Extract all of the entries and give them again, word for word.
==== Recorded data
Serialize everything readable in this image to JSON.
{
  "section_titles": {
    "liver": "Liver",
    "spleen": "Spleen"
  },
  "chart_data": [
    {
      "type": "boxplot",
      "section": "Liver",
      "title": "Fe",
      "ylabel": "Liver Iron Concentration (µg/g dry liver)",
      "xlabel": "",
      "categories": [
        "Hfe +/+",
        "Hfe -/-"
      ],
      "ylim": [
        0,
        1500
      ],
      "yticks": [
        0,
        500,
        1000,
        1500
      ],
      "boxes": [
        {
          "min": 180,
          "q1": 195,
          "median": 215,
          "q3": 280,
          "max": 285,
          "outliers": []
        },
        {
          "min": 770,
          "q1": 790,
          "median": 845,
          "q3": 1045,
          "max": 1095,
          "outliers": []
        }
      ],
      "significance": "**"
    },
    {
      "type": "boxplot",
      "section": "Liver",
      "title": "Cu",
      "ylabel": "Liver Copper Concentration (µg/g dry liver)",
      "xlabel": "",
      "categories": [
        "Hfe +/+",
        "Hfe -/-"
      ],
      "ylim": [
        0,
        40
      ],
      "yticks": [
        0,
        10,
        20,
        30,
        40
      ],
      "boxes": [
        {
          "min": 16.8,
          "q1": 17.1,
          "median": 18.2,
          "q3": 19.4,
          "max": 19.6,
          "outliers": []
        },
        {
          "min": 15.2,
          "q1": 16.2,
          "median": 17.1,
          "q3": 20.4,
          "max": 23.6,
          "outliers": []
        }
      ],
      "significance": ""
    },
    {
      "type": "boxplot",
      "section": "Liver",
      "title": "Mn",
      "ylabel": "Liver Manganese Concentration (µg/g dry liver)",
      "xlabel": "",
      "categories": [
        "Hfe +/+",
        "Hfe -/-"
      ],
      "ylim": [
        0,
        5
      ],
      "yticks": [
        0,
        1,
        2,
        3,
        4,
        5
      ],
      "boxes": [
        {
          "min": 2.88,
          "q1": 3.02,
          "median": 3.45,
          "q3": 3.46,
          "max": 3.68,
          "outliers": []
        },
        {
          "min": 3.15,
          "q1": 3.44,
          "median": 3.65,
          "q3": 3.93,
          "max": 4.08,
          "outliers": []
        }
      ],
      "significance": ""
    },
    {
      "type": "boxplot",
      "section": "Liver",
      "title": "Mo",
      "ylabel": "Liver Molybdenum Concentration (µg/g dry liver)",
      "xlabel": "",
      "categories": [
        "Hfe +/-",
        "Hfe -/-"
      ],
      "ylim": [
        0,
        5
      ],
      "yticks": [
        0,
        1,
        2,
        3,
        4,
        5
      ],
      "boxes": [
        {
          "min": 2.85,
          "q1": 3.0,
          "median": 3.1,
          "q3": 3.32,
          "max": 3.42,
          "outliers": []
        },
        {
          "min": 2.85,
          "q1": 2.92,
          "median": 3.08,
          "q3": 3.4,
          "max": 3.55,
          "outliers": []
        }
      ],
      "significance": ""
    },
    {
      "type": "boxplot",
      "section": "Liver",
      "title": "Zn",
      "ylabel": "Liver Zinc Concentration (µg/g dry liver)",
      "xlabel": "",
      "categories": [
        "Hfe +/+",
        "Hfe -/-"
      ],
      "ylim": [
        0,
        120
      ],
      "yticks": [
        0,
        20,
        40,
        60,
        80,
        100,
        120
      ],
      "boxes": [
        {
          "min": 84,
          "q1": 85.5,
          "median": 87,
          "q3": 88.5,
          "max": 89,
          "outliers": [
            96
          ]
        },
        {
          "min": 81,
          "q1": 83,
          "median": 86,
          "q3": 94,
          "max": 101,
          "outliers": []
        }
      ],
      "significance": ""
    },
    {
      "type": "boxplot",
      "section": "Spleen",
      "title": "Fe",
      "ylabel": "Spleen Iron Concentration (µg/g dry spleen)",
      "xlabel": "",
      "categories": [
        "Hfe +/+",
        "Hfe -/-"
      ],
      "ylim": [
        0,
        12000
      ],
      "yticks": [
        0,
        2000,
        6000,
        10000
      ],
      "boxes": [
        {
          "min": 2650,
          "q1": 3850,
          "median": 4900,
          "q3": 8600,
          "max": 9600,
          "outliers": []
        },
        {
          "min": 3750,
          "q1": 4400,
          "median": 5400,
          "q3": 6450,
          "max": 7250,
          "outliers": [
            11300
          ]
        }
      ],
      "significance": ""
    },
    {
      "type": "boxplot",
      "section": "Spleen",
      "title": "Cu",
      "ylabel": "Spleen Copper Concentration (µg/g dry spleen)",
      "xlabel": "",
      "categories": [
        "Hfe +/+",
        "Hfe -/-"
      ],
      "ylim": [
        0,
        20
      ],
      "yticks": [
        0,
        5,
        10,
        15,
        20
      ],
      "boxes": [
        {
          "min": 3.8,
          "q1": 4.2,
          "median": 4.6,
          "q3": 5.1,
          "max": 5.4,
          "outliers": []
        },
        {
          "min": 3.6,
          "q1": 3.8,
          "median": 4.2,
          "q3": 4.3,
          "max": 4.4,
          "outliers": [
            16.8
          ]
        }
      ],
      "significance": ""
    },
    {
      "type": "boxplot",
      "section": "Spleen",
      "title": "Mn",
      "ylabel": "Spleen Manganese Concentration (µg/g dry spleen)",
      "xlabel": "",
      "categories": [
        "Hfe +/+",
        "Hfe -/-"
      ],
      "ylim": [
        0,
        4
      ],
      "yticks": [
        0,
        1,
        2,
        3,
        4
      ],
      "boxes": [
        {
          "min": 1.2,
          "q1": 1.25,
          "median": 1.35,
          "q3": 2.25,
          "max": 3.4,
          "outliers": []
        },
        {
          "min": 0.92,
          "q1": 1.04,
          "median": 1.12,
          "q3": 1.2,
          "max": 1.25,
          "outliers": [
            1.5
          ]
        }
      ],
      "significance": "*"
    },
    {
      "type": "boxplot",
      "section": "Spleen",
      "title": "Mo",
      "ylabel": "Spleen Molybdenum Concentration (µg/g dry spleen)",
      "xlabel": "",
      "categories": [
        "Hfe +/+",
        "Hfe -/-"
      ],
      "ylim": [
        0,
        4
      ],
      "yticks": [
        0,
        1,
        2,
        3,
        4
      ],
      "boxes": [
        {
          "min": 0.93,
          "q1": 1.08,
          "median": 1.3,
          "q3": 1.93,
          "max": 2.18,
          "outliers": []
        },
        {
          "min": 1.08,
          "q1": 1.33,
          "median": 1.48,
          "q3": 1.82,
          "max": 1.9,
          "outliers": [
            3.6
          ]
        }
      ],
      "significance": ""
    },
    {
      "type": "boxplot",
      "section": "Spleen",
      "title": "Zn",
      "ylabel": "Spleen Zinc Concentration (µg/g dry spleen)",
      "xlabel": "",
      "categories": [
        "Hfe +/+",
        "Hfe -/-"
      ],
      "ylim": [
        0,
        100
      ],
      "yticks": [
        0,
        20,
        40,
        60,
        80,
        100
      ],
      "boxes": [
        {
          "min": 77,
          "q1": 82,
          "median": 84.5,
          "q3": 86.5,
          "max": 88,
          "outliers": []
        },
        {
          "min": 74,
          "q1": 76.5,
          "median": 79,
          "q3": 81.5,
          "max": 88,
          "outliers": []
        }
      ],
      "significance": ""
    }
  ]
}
========
* _Finished task_:
Serialize everything readable in this image to JSON.
{
  "section_titles": {
    "liver": "Liver",
    "spleen": "Spleen"
  },
  "chart_data": [
    {
      "type": "boxplot",
      "section": "Liver",
      "title": "Fe",
      "ylabel": "Liver Iron Concentration (µg/g dry liver)",
      "xlabel": "",
      "categories": [
        "Hfe +/+",
        "Hfe -/-"
      ],
      "ylim": [
        0,
        1500
      ],
      "yticks": [
        0,
        500,
        1000,
        1500
      ],
      "boxes": [
        {
          "min": 180,
          "q1": 195,
          "median": 215,
          "q3": 280,
          "max": 285,
          "outliers": []
        },
        {
          "min": 770,
          "q1": 790,
          "median": 845,
          "q3": 1045,
          "max": 1095,
          "outliers": []
        }
      ],
      "significance": "**"
    },
    {
      "type": "boxplot",
      "section": "Liver",
      "title": "Cu",
      "ylabel": "Liver Copper Concentration (µg/g dry liver)",
      "xlabel": "",
      "categories": [
        "Hfe +/+",
        "Hfe -/-"
      ],
      "ylim": [
        0,
        40
      ],
      "yticks": [
        0,
        10,
        20,
        30,
        40
      ],
      "boxes": [
        {
          "min": 16.8,
          "q1": 17.1,
          "median": 18.2,
          "q3": 19.4,
          "max": 19.6,
          "outliers": []
        },
        {
          "min": 15.2,
          "q1": 16.2,
          "median": 17.1,
          "q3": 20.4,
          "max": 23.6,
          "outliers": []
        }
      ],
      "significance": ""
    },
    {
      "type": "boxplot",
      "section": "Liver",
      "title": "Mn",
      "ylabel": "Liver Manganese Concentration (µg/g dry liver)",
      "xlabel": "",
      "categories": [
        "Hfe +/+",
        "Hfe -/-"
      ],
      "ylim": [
        0,
        5
      ],
      "yticks": [
        0,
        1,
        2,
        3,
        4,
        5
      ],
      "boxes": [
        {
          "min": 2.88,
          "q1": 3.02,
          "median": 3.45,
          "q3": 3.46,
          "max": 3.68,
          "outliers": []
        },
        {
          "min": 3.15,
          "q1": 3.44,
          "median": 3.65,
          "q3": 3.93,
          "max": 4.08,
          "outliers": []
        }
      ],
      "significance": ""
    },
    {
      "type": "boxplot",
      "section": "Liver",
      "title": "Mo",
      "ylabel": "Liver Molybdenum Concentration (µg/g dry liver)",
      "xlabel": "",
      "categories": [
        "Hfe +/-",
        "Hfe -/-"
      ],
      "ylim": [
        0,
        5
      ],
      "yticks": [
        0,
        1,
        2,
        3,
        4,
        5
      ],
      "boxes": [
        {
          "min": 2.85,
          "q1": 3.0,
          "median": 3.1,
          "q3": 3.32,
          "max": 3.42,
          "outliers": []
        },
        {
          "min": 2.85,
          "q1": 2.92,
          "median": 3.08,
          "q3": 3.4,
          "max": 3.55,
          "outliers": []
        }
      ],
      "significance": ""
    },
    {
      "type": "boxplot",
      "section": "Liver",
      "title": "Zn",
      "ylabel": "Liver Zinc Concentration (µg/g dry liver)",
      "xlabel": "",
      "categories": [
        "Hfe +/+",
        "Hfe -/-"
      ],
      "ylim": [
        0,
        120
      ],
      "yticks": [
        0,
        20,
        40,
        60,
        80,
        100,
        120
      ],
      "boxes": [
        {
          "min": 84,
          "q1": 85.5,
          "median": 87,
          "q3": 88.5,
          "max": 89,
          "outliers": [
            96
          ]
        },
        {
          "min": 81,
          "q1": 83,
          "median": 86,
          "q3": 94,
          "max": 101,
          "outliers": []
        }
      ],
      "significance": ""
    },
    {
      "type": "boxplot",
      "section": "Spleen",
      "title": "Fe",
      "ylabel": "Spleen Iron Concentration (µg/g dry spleen)",
      "xlabel": "",
      "categories": [
        "Hfe +/+",
        "Hfe -/-"
      ],
      "ylim": [
        0,
        12000
      ],
      "yticks": [
        0,
        2000,
        6000,
        10000
      ],
      "boxes": [
        {
          "min": 2650,
          "q1": 3850,
          "median": 4900,
          "q3": 8600,
          "max": 9600,
          "outliers": []
        },
        {
          "min": 3750,
          "q1": 4400,
          "median": 5400,
          "q3": 6450,
          "max": 7250,
          "outliers": [
            11300
          ]
        }
      ],
      "significance": ""
    },
    {
      "type": "boxplot",
      "section": "Spleen",
      "title": "Cu",
      "ylabel": "Spleen Copper Concentration (µg/g dry spleen)",
      "xlabel": "",
      "categories": [
        "Hfe +/+",
        "Hfe -/-"
      ],
      "ylim": [
        0,
        20
      ],
      "yticks": [
        0,
        5,
        10,
        15,
        20
      ],
      "boxes": [
        {
          "min": 3.8,
          "q1": 4.2,
          "median": 4.6,
          "q3": 5.1,
          "max": 5.4,
          "outliers": []
        },
        {
          "min": 3.6,
          "q1": 3.8,
          "median": 4.2,
          "q3": 4.3,
          "max": 4.4,
          "outliers": [
            16.8
          ]
        }
      ],
      "significance": ""
    },
    {
      "type": "boxplot",
      "section": "Spleen",
      "title": "Mn",
      "ylabel": "Spleen Manganese Concentration (µg/g dry spleen)",
      "xlabel": "",
      "categories": [
        "Hfe +/+",
        "Hfe -/-"
      ],
      "ylim": [
        0,
        4
      ],
      "yticks": [
        0,
        1,
        2,
        3,
        4
      ],
      "boxes": [
        {
          "min": 1.2,
          "q1": 1.25,
          "median": 1.35,
          "q3": 2.25,
          "max": 3.4,
          "outliers": []
        },
        {
          "min": 0.92,
          "q1": 1.04,
          "median": 1.12,
          "q3": 1.2,
          "max": 1.25,
          "outliers": [
            1.5
          ]
        }
      ],
      "significance": "*"
    },
    {
      "type": "boxplot",
      "section": "Spleen",
      "title": "Mo",
      "ylabel": "Spleen Molybdenum Concentration (µg/g dry spleen)",
      "xlabel": "",
      "categories": [
        "Hfe +/+",
        "Hfe -/-"
      ],
      "ylim": [
        0,
        4
      ],
      "yticks": [
        0,
        1,
        2,
        3,
        4
      ],
      "boxes": [
        {
          "min": 0.93,
          "q1": 1.08,
          "median": 1.3,
          "q3": 1.93,
          "max": 2.18,
          "outliers": []
        },
        {
          "min": 1.08,
          "q1": 1.33,
          "median": 1.48,
          "q3": 1.82,
          "max": 1.9,
          "outliers": [
            3.6
          ]
        }
      ],
      "significance": ""
    },
    {
      "type": "boxplot",
      "section": "Spleen",
      "title": "Zn",
      "ylabel": "Spleen Zinc Concentration (µg/g dry spleen)",
      "xlabel": "",
      "categories": [
        "Hfe +/+",
        "Hfe -/-"
      ],
      "ylim": [
        0,
        100
      ],
      "yticks": [
        0,
        20,
        40,
        60,
        80,
        100
      ],
      "boxes": [
        {
          "min": 77,
          "q1": 82,
          "median": 84.5,
          "q3": 86.5,
          "max": 88,
          "outliers": []
        },
        {
          "min": 74,
          "q1": 76.5,
          "median": 79,
          "q3": 81.5,
          "max": 88,
          "outliers": []
        }
      ],
      "significance": ""
    }
  ]
}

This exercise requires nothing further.